■ **Your objective**
Count how many lines in the material below hold the word "this"; the reply is that number alone.

■ **Listed records**

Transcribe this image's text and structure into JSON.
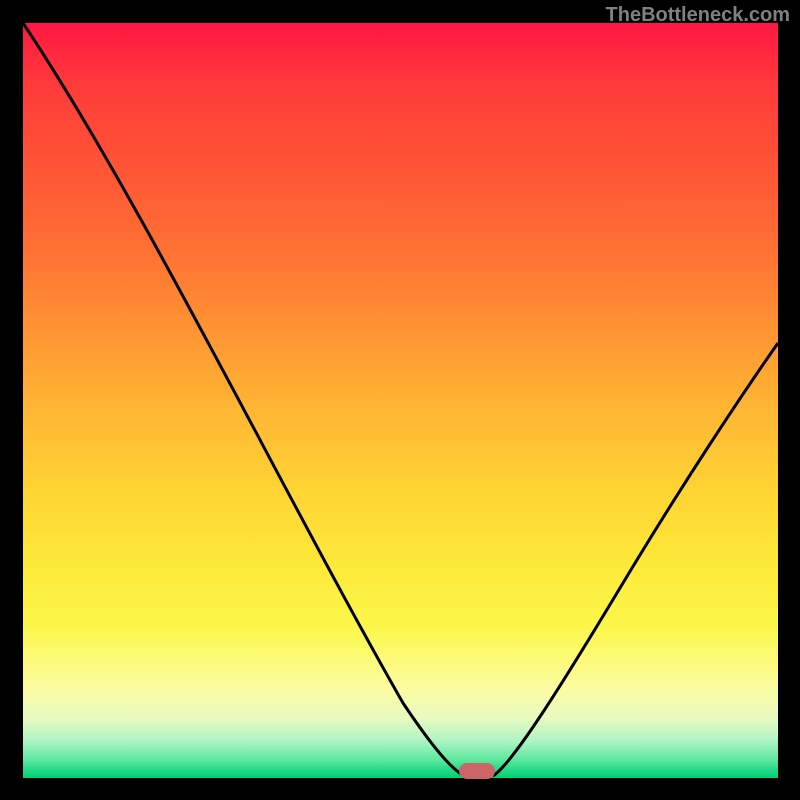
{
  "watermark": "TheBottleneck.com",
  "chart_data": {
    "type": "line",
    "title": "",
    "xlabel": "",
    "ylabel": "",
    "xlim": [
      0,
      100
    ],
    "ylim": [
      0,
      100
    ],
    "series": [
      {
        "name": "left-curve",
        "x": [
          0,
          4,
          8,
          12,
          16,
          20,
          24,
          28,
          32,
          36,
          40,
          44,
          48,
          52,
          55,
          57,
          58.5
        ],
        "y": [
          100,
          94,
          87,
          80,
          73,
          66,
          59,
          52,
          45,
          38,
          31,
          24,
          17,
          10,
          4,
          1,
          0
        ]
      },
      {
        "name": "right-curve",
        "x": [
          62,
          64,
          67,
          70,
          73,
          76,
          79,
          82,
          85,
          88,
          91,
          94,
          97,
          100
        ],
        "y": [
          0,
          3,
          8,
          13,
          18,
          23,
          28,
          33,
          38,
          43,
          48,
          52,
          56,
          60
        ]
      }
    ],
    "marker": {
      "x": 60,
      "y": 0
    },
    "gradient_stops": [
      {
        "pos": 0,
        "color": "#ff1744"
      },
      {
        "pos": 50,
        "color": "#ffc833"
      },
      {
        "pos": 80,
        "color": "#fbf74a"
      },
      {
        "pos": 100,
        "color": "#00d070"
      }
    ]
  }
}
==
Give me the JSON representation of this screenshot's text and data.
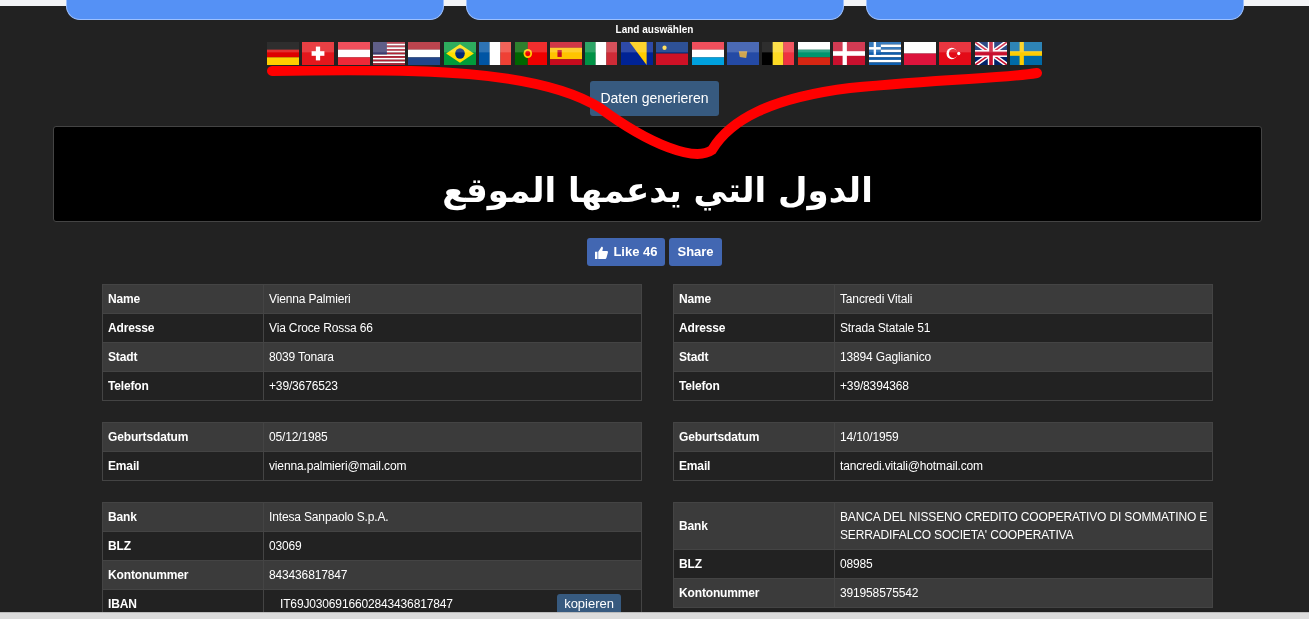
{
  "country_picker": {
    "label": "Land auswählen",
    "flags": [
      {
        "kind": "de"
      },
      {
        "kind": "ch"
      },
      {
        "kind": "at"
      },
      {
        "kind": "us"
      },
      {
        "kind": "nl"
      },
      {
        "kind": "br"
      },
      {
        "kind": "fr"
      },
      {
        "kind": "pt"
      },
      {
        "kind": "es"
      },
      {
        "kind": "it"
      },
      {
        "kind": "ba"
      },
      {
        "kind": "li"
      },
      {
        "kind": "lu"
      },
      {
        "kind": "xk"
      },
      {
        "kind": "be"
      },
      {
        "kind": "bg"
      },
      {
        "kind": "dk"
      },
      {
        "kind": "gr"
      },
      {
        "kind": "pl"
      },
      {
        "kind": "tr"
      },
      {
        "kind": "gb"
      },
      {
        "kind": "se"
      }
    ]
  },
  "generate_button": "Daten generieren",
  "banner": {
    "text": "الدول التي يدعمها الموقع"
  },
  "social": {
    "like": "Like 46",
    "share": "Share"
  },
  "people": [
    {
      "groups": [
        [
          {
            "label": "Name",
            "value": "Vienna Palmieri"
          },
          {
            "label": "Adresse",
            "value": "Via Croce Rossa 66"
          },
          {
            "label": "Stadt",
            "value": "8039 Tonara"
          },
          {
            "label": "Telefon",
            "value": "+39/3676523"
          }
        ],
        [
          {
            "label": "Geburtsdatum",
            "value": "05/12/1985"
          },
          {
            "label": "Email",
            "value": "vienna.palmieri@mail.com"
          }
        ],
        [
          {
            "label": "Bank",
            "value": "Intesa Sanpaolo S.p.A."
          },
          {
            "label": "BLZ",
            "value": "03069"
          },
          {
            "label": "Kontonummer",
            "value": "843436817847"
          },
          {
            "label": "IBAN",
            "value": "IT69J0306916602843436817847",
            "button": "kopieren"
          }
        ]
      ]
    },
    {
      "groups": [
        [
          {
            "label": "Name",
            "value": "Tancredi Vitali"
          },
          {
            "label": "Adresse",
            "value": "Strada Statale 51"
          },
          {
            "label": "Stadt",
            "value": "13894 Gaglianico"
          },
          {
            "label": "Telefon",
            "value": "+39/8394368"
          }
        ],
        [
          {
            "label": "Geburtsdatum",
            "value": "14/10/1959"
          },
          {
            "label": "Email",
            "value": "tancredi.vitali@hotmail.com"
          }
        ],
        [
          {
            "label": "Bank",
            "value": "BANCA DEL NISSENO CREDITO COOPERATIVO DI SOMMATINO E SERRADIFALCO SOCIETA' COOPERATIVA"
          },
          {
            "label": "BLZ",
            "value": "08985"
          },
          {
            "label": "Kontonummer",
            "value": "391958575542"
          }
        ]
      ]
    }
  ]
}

■ **Written solution**
2